**WHAT YOU WILL DO**
Repeat the whole listing exactly.
=-=-=
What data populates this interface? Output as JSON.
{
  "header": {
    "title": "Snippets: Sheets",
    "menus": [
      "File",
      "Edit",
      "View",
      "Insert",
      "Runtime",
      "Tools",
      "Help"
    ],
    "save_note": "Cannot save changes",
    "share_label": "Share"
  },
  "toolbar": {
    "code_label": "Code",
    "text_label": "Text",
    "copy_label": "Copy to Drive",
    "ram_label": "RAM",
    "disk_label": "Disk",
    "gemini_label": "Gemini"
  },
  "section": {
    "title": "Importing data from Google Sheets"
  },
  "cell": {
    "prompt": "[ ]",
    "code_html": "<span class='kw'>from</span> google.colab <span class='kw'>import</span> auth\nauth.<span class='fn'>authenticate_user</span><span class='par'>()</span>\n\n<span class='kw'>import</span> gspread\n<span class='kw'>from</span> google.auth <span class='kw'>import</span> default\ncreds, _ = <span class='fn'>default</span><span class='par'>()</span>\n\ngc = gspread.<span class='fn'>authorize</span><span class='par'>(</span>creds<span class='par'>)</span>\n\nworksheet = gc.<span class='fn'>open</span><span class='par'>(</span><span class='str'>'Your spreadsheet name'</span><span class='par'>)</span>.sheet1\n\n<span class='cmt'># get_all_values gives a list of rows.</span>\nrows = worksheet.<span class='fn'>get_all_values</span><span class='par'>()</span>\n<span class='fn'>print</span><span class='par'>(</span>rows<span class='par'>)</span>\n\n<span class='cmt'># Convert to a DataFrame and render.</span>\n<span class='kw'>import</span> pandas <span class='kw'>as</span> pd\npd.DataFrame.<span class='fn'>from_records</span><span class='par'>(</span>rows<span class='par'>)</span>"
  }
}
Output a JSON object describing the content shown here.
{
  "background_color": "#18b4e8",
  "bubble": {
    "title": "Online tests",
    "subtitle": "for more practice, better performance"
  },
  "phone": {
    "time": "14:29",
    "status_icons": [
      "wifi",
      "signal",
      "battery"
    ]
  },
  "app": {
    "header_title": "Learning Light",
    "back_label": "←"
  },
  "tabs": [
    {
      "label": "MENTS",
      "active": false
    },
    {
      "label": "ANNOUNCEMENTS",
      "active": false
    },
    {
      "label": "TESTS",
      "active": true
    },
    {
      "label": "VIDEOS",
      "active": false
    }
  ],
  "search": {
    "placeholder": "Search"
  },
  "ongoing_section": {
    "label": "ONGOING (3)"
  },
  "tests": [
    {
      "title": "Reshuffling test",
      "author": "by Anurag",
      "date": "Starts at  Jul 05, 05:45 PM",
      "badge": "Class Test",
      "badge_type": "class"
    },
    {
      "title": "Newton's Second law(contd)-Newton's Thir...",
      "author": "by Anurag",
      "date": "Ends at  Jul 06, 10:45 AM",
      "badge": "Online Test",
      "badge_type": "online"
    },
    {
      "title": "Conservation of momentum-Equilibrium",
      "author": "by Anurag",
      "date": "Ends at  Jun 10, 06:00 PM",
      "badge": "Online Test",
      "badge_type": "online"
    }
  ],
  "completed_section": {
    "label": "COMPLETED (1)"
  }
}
=-=-=
**WRITTEN RESPONSE**
What data populates this interface? Output as JSON.
{
  "header": {
    "title": "Snippets: Sheets",
    "menus": [
      "File",
      "Edit",
      "View",
      "Insert",
      "Runtime",
      "Tools",
      "Help"
    ],
    "save_note": "Cannot save changes",
    "share_label": "Share"
  },
  "toolbar": {
    "code_label": "Code",
    "text_label": "Text",
    "copy_label": "Copy to Drive",
    "ram_label": "RAM",
    "disk_label": "Disk",
    "gemini_label": "Gemini"
  },
  "section": {
    "title": "Importing data from Google Sheets"
  },
  "cell": {
    "prompt": "[ ]",
    "code_html": "<span class='kw'>from</span> google.colab <span class='kw'>import</span> auth\nauth.<span class='fn'>authenticate_user</span><span class='par'>()</span>\n\n<span class='kw'>import</span> gspread\n<span class='kw'>from</span> google.auth <span class='kw'>import</span> default\ncreds, _ = <span class='fn'>default</span><span class='par'>()</span>\n\ngc = gspread.<span class='fn'>authorize</span><span class='par'>(</span>creds<span class='par'>)</span>\n\nworksheet = gc.<span class='fn'>open</span><span class='par'>(</span><span class='str'>'Your spreadsheet name'</span><span class='par'>)</span>.sheet1\n\n<span class='cmt'># get_all_values gives a list of rows.</span>\nrows = worksheet.<span class='fn'>get_all_values</span><span class='par'>()</span>\n<span class='fn'>print</span><span class='par'>(</span>rows<span class='par'>)</span>\n\n<span class='cmt'># Convert to a DataFrame and render.</span>\n<span class='kw'>import</span> pandas <span class='kw'>as</span> pd\npd.DataFrame.<span class='fn'>from_records</span><span class='par'>(</span>rows<span class='par'>)</span>"
  }
}
Output a JSON object describing the content shown here.
{
  "background_color": "#18b4e8",
  "bubble": {
    "title": "Online tests",
    "subtitle": "for more practice, better performance"
  },
  "phone": {
    "time": "14:29",
    "status_icons": [
      "wifi",
      "signal",
      "battery"
    ]
  },
  "app": {
    "header_title": "Learning Light",
    "back_label": "←"
  },
  "tabs": [
    {
      "label": "MENTS",
      "active": false
    },
    {
      "label": "ANNOUNCEMENTS",
      "active": false
    },
    {
      "label": "TESTS",
      "active": true
    },
    {
      "label": "VIDEOS",
      "active": false
    }
  ],
  "search": {
    "placeholder": "Search"
  },
  "ongoing_section": {
    "label": "ONGOING (3)"
  },
  "tests": [
    {
      "title": "Reshuffling test",
      "author": "by Anurag",
      "date": "Starts at  Jul 05, 05:45 PM",
      "badge": "Class Test",
      "badge_type": "class"
    },
    {
      "title": "Newton's Second law(contd)-Newton's Thir...",
      "author": "by Anurag",
      "date": "Ends at  Jul 06, 10:45 AM",
      "badge": "Online Test",
      "badge_type": "online"
    },
    {
      "title": "Conservation of momentum-Equilibrium",
      "author": "by Anurag",
      "date": "Ends at  Jun 10, 06:00 PM",
      "badge": "Online Test",
      "badge_type": "online"
    }
  ],
  "completed_section": {
    "label": "COMPLETED (1)"
  }
}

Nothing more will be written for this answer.